- **What the exercise asks**: Would you please copy the entries exactly, leaving every picture aside?

- **Dataset entries**:
-- Opening Marker --
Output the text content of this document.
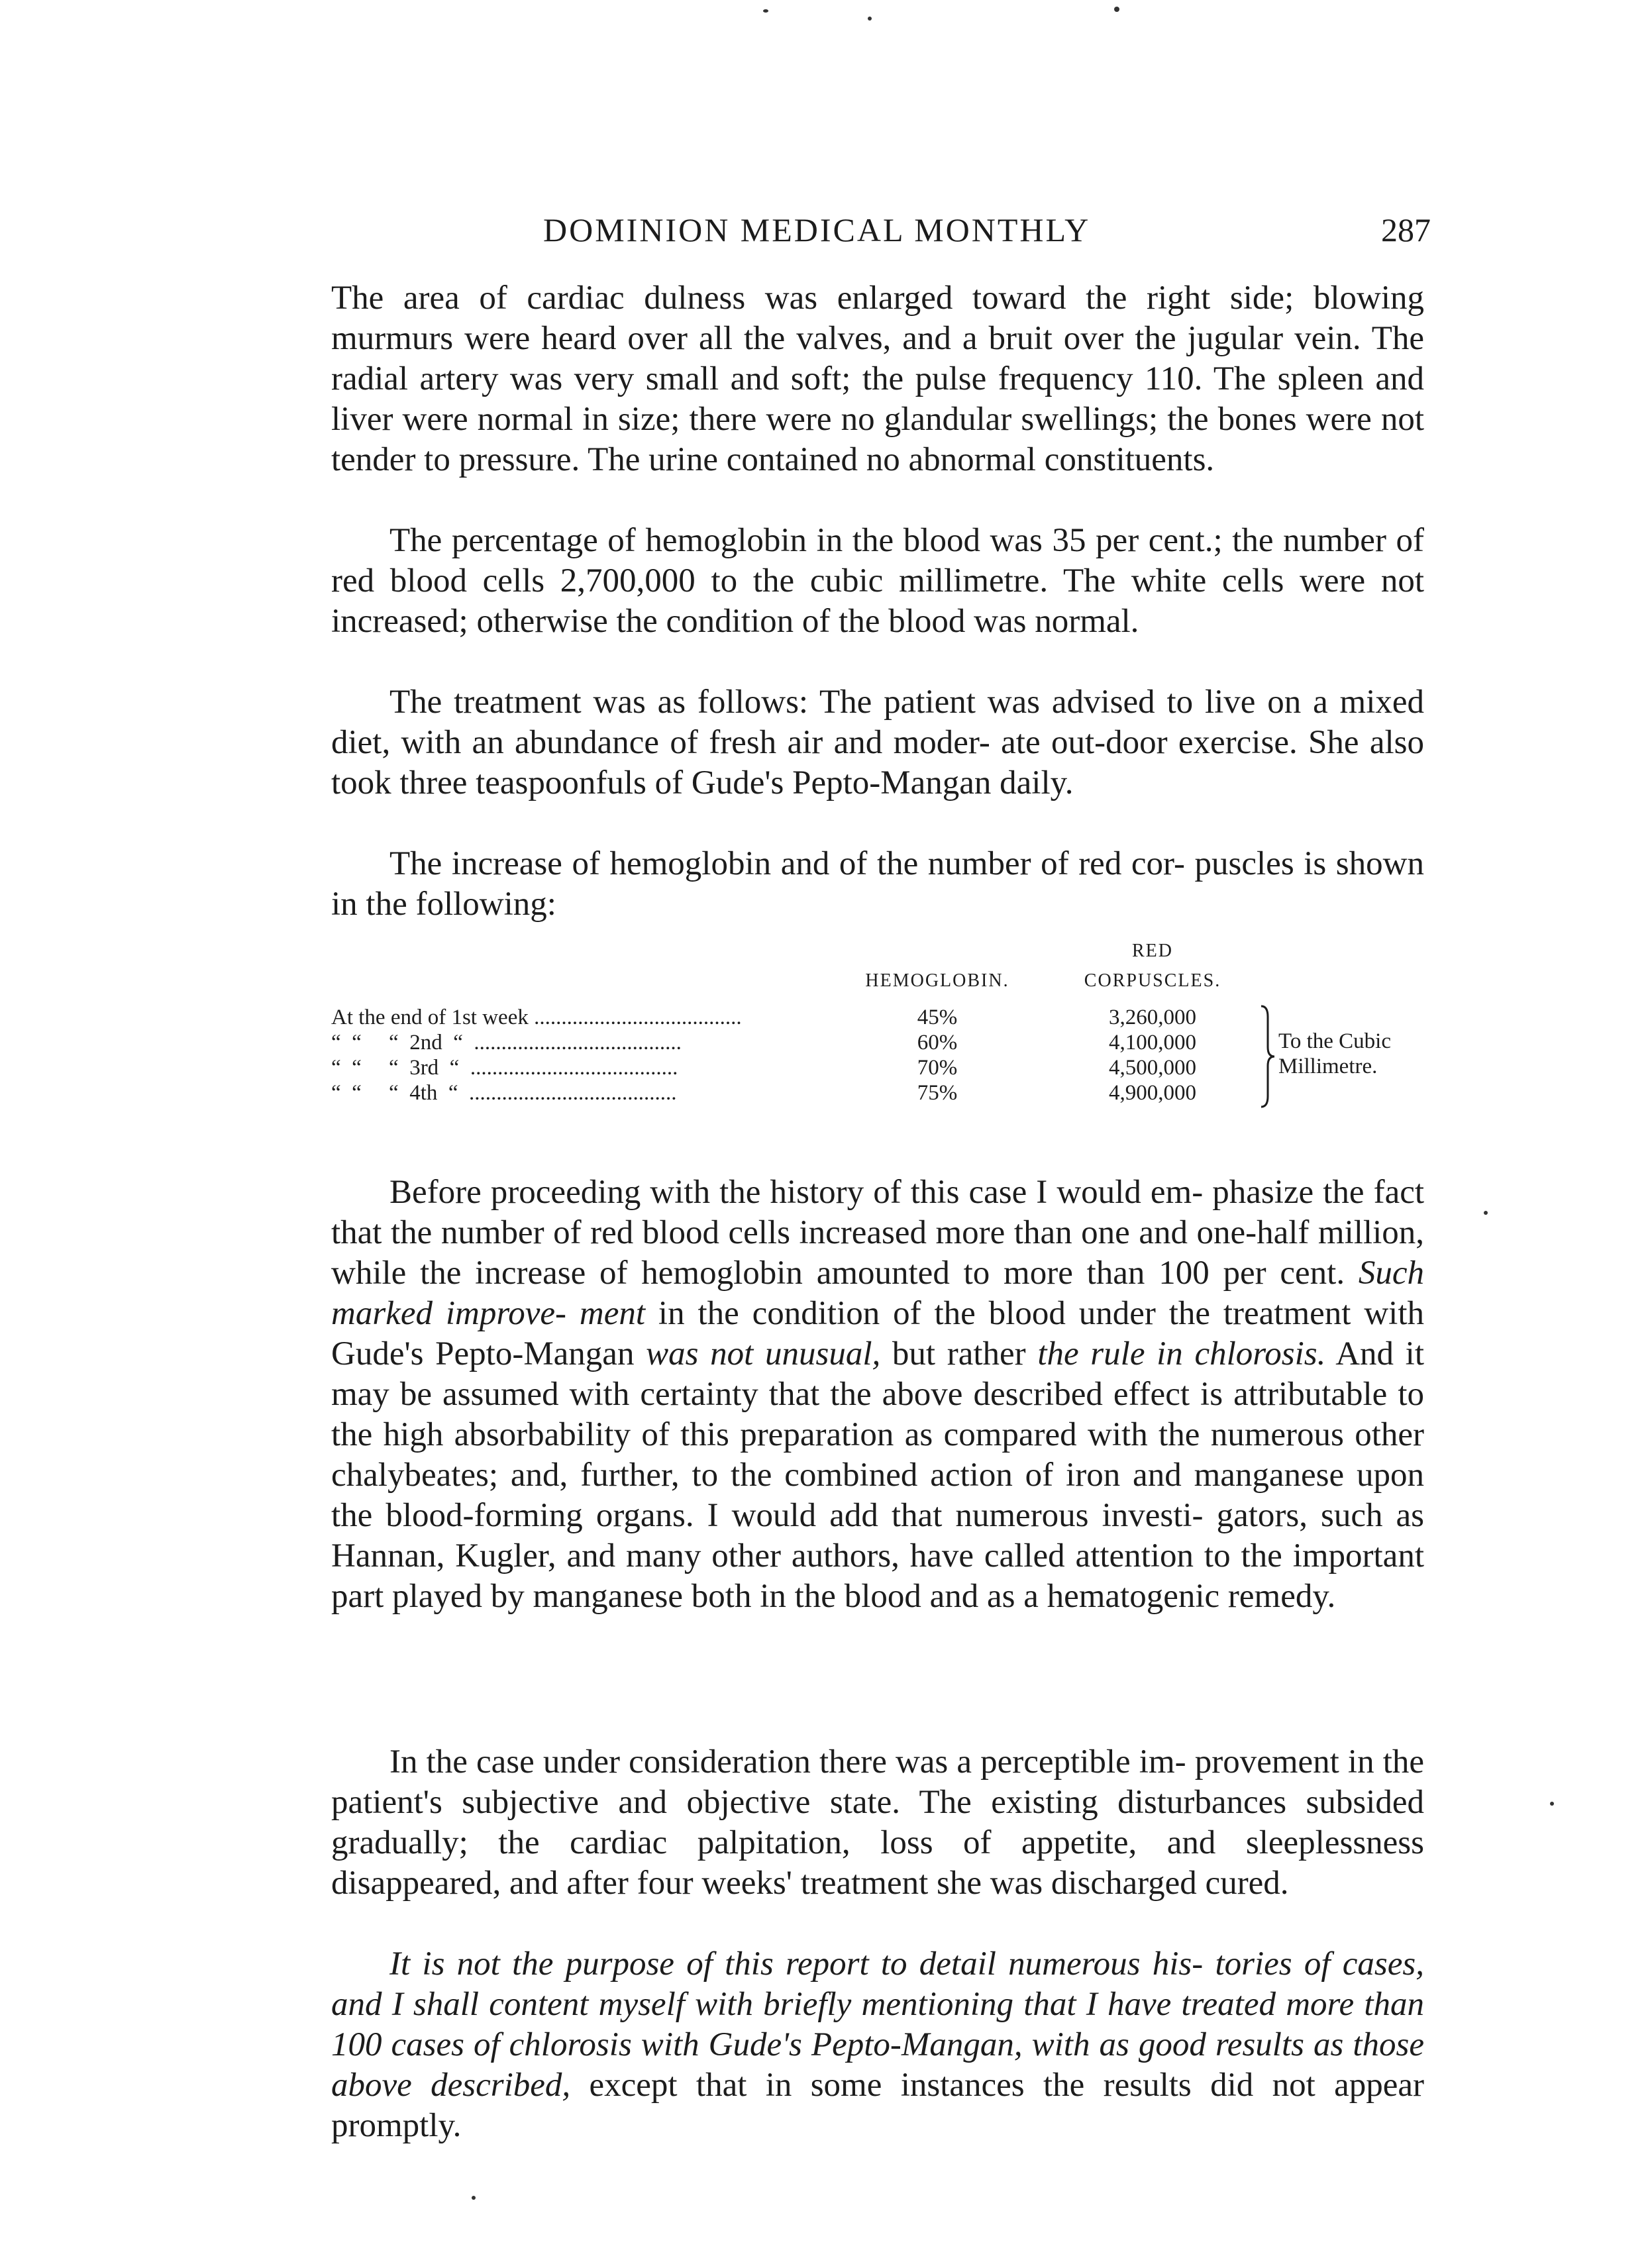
DOMINION MEDICAL MONTHLY	287

The area of cardiac dulness was enlarged toward the right side; blowing murmurs were heard over all the valves, and a bruit over the jugular vein. The radial artery was very small and soft; the pulse frequency 110. The spleen and liver were normal in size; there were no glandular swellings; the bones were not tender to pressure. The urine contained no abnormal constituents.

The percentage of hemoglobin in the blood was 35 per cent.; the number of red blood cells 2,700,000 to the cubic millimetre. The white cells were not increased; otherwise the condition of the blood was normal.

The treatment was as follows: The patient was advised to live on a mixed diet, with an abundance of fresh air and moder- ate out-door exercise. She also took three teaspoonfuls of Gude's Pepto-Mangan daily.

The increase of hemoglobin and of the number of red cor- puscles is shown in the following:

RED
HEMOGLOBIN.	CORPUSCLES.
At the end of 1st week ......................................	45%	3,260,000
“  “     “  2nd  “  ......................................	60%	4,100,000
“  “     “  3rd  “  ......................................	70%	4,500,000
“  “     “  4th  “  ......................................	75%	4,900,000
To the Cubic
Millimetre.

Before proceeding with the history of this case I would em- phasize the fact that the number of red blood cells increased more than one and one-half million, while the increase of hemoglobin amounted to more than 100 per cent. Such marked improve- ment in the condition of the blood under the treatment with Gude's Pepto-Mangan was not unusual, but rather the rule in chlorosis. And it may be assumed with certainty that the above described effect is attributable to the high absorbability of this preparation as compared with the numerous other chalybeates; and, further, to the combined action of iron and manganese upon the blood-forming organs. I would add that numerous investi- gators, such as Hannan, Kugler, and many other authors, have called attention to the important part played by manganese both in the blood and as a hematogenic remedy.

In the case under consideration there was a perceptible im- provement in the patient's subjective and objective state. The existing disturbances subsided gradually; the cardiac palpitation, loss of appetite, and sleeplessness disappeared, and after four weeks' treatment she was discharged cured.

It is not the purpose of this report to detail numerous his- tories of cases, and I shall content myself with briefly mentioning that I have treated more than 100 cases of chlorosis with Gude's Pepto-Mangan, with as good results as those above described, except that in some instances the results did not appear promptly.
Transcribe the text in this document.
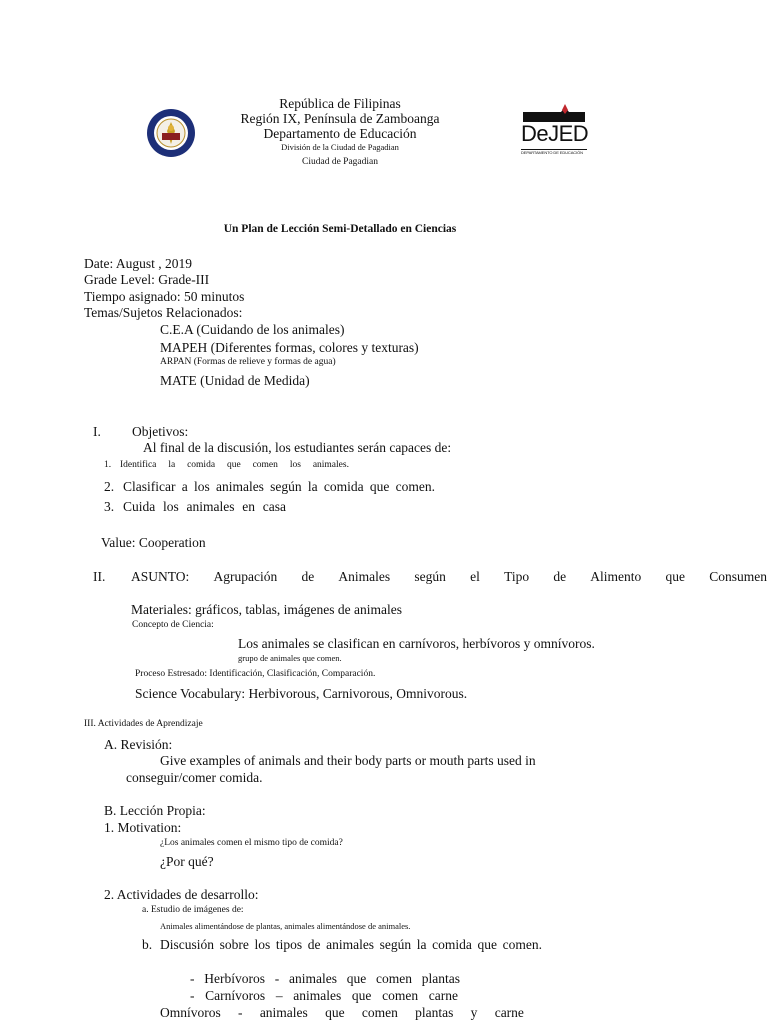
República de Filipinas
Región IX, Península de Zamboanga
Departamento de Educación
División de la Ciudad de Pagadian
Ciudad de Pagadian
DeJED
DEPARTAMENTO DE EDUCACIÓN
Un Plan de Lección Semi-Detallado en Ciencias
Date: August , 2019
Grade Level: Grade-III
Tiempo asignado: 50 minutos
Temas/Sujetos Relacionados:
C.E.A (Cuidando de los animales)
MAPEH (Diferentes formas, colores y texturas)
ARPAN (Formas de relieve y formas de agua)
MATE (Unidad de Medida)
I. Objetivos:
Al final de la discusión, los estudiantes serán capaces de:
1. Identifica la comida que comen los animales.
2. Clasificar a los animales según la comida que comen.
3. Cuida los animales en casa
Value: Cooperation
II. ASUNTO: Agrupación de Animales según el Tipo de Alimento que Consumen
Materiales: gráficos, tablas, imágenes de animales
Concepto de Ciencia:
Los animales se clasifican en carnívoros, herbívoros y omnívoros.
grupo de animales que comen.
Proceso Estresado: Identificación, Clasificación, Comparación.
Science Vocabulary: Herbivorous, Carnivorous, Omnivorous.
III. Actividades de Aprendizaje
A. Revisión:
Give examples of animals and their body parts or mouth parts used in
conseguir/comer comida.
B. Lección Propia:
1. Motivation:
¿Los animales comen el mismo tipo de comida?
¿Por qué?
2. Actividades de desarrollo:
a. Estudio de imágenes de:
Animales alimentándose de plantas, animales alimentándose de animales.
b. Discusión sobre los tipos de animales según la comida que comen.
- Herbívoros - animales que comen plantas
- Carnívoros – animales que comen carne
Omnívoros - animales que comen plantas y carne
-- Closing Marker --
- **Task response**:
Output the text content of this document.
DOMINION MEDICAL MONTHLY	287

The area of cardiac dulness was enlarged toward the right side; blowing murmurs were heard over all the valves, and a bruit over the jugular vein. The radial artery was very small and soft; the pulse frequency 110. The spleen and liver were normal in size; there were no glandular swellings; the bones were not tender to pressure. The urine contained no abnormal constituents.

The percentage of hemoglobin in the blood was 35 per cent.; the number of red blood cells 2,700,000 to the cubic millimetre. The white cells were not increased; otherwise the condition of the blood was normal.

The treatment was as follows: The patient was advised to live on a mixed diet, with an abundance of fresh air and moder- ate out-door exercise. She also took three teaspoonfuls of Gude's Pepto-Mangan daily.

The increase of hemoglobin and of the number of red cor- puscles is shown in the following:

RED
HEMOGLOBIN.	CORPUSCLES.
At the end of 1st week ......................................	45%	3,260,000
“  “     “  2nd  “  ......................................	60%	4,100,000
“  “     “  3rd  “  ......................................	70%	4,500,000
“  “     “  4th  “  ......................................	75%	4,900,000
To the Cubic
Millimetre.

Before proceeding with the history of this case I would em- phasize the fact that the number of red blood cells increased more than one and one-half million, while the increase of hemoglobin amounted to more than 100 per cent. Such marked improve- ment in the condition of the blood under the treatment with Gude's Pepto-Mangan was not unusual, but rather the rule in chlorosis. And it may be assumed with certainty that the above described effect is attributable to the high absorbability of this preparation as compared with the numerous other chalybeates; and, further, to the combined action of iron and manganese upon the blood-forming organs. I would add that numerous investi- gators, such as Hannan, Kugler, and many other authors, have called attention to the important part played by manganese both in the blood and as a hematogenic remedy.

In the case under consideration there was a perceptible im- provement in the patient's subjective and objective state. The existing disturbances subsided gradually; the cardiac palpitation, loss of appetite, and sleeplessness disappeared, and after four weeks' treatment she was discharged cured.

It is not the purpose of this report to detail numerous his- tories of cases, and I shall content myself with briefly mentioning that I have treated more than 100 cases of chlorosis with Gude's Pepto-Mangan, with as good results as those above described, except that in some instances the results did not appear promptly.
Transcribe the text in this document.
República de Filipinas
Región IX, Península de Zamboanga
Departamento de Educación
División de la Ciudad de Pagadian
Ciudad de Pagadian
DeJED
DEPARTAMENTO DE EDUCACIÓN
Un Plan de Lección Semi-Detallado en Ciencias
Date: August , 2019
Grade Level: Grade-III
Tiempo asignado: 50 minutos
Temas/Sujetos Relacionados:
C.E.A (Cuidando de los animales)
MAPEH (Diferentes formas, colores y texturas)
ARPAN (Formas de relieve y formas de agua)
MATE (Unidad de Medida)
I. Objetivos:
Al final de la discusión, los estudiantes serán capaces de:
1. Identifica la comida que comen los animales.
2. Clasificar a los animales según la comida que comen.
3. Cuida los animales en casa
Value: Cooperation
II. ASUNTO: Agrupación de Animales según el Tipo de Alimento que Consumen
Materiales: gráficos, tablas, imágenes de animales
Concepto de Ciencia:
Los animales se clasifican en carnívoros, herbívoros y omnívoros.
grupo de animales que comen.
Proceso Estresado: Identificación, Clasificación, Comparación.
Science Vocabulary: Herbivorous, Carnivorous, Omnivorous.
III. Actividades de Aprendizaje
A. Revisión:
Give examples of animals and their body parts or mouth parts used in
conseguir/comer comida.
B. Lección Propia:
1. Motivation:
¿Los animales comen el mismo tipo de comida?
¿Por qué?
2. Actividades de desarrollo:
a. Estudio de imágenes de:
Animales alimentándose de plantas, animales alimentándose de animales.
b. Discusión sobre los tipos de animales según la comida que comen.
- Herbívoros - animales que comen plantas
- Carnívoros – animales que comen carne
Omnívoros - animales que comen plantas y carne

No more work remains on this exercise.